* [Problem to solve]:
Retype, without alteration, each line from the line containing "Enumerate this chart's" to the final line of the records.

** begin Provided data **

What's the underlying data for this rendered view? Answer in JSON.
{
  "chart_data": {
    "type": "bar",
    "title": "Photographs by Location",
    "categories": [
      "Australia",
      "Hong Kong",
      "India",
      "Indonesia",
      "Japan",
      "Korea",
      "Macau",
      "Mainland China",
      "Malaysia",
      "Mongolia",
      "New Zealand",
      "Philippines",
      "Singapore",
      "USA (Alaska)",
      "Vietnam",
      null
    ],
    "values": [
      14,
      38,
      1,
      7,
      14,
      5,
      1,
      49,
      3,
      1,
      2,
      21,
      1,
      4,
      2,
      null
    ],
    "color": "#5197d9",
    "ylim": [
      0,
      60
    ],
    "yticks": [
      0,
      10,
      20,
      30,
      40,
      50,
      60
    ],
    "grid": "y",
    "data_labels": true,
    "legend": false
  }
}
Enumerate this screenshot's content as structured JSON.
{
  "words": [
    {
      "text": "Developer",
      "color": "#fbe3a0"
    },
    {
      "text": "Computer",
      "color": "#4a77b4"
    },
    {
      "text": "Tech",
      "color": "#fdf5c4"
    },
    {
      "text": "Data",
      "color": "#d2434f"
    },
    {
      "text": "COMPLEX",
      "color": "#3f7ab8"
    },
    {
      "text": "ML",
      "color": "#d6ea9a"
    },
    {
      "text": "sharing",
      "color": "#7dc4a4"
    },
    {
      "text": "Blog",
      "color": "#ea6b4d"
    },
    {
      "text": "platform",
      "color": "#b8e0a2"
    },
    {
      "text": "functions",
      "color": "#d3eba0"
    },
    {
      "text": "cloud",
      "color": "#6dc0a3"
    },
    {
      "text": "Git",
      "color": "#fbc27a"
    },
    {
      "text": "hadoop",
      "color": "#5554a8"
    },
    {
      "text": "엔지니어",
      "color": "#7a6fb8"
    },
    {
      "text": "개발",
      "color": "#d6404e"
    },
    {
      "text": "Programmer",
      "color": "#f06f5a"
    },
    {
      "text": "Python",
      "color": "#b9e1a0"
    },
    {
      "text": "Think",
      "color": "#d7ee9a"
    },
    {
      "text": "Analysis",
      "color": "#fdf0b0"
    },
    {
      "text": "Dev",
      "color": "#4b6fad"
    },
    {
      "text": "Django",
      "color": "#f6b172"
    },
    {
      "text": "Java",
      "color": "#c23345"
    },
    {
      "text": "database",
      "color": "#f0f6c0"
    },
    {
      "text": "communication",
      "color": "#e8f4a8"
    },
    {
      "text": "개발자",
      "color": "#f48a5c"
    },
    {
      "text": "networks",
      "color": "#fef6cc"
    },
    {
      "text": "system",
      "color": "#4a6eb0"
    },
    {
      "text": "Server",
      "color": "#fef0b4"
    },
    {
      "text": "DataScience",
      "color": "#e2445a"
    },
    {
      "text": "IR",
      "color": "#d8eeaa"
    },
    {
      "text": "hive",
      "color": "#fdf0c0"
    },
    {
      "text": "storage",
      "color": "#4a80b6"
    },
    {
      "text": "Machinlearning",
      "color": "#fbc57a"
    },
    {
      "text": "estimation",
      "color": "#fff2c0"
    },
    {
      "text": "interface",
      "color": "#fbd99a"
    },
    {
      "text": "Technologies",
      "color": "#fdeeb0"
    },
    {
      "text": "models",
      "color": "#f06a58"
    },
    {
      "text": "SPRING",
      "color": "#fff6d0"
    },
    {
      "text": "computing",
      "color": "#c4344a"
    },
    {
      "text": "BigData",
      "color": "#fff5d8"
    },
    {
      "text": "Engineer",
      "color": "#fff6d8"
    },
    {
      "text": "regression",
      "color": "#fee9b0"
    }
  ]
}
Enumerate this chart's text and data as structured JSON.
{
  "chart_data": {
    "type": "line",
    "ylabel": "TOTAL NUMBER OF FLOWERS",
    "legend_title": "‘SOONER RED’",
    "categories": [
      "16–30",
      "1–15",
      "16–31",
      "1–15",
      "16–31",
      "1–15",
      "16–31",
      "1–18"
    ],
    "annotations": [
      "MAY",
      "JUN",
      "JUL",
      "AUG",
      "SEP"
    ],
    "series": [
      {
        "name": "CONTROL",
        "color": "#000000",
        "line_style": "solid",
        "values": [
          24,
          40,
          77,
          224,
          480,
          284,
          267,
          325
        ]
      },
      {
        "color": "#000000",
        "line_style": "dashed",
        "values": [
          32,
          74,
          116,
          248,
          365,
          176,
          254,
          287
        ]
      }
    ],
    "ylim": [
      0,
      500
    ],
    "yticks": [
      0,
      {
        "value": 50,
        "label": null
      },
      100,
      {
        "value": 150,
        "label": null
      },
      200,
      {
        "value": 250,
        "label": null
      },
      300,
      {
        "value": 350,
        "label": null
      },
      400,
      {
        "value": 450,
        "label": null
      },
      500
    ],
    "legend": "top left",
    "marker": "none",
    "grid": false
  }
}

** end Provided data **

* [Correct response]:
Enumerate this chart's text and data as structured JSON.
{
  "chart_data": {
    "type": "line",
    "ylabel": "TOTAL NUMBER OF FLOWERS",
    "legend_title": "‘SOONER RED’",
    "categories": [
      "16–30",
      "1–15",
      "16–31",
      "1–15",
      "16–31",
      "1–15",
      "16–31",
      "1–18"
    ],
    "annotations": [
      "MAY",
      "JUN",
      "JUL",
      "AUG",
      "SEP"
    ],
    "series": [
      {
        "name": "CONTROL",
        "color": "#000000",
        "line_style": "solid",
        "values": [
          24,
          40,
          77,
          224,
          480,
          284,
          267,
          325
        ]
      },
      {
        "color": "#000000",
        "line_style": "dashed",
        "values": [
          32,
          74,
          116,
          248,
          365,
          176,
          254,
          287
        ]
      }
    ],
    "ylim": [
      0,
      500
    ],
    "yticks": [
      0,
      {
        "value": 50,
        "label": null
      },
      100,
      {
        "value": 150,
        "label": null
      },
      200,
      {
        "value": 250,
        "label": null
      },
      300,
      {
        "value": 350,
        "label": null
      },
      400,
      {
        "value": 450,
        "label": null
      },
      500
    ],
    "legend": "top left",
    "marker": "none",
    "grid": false
  }
}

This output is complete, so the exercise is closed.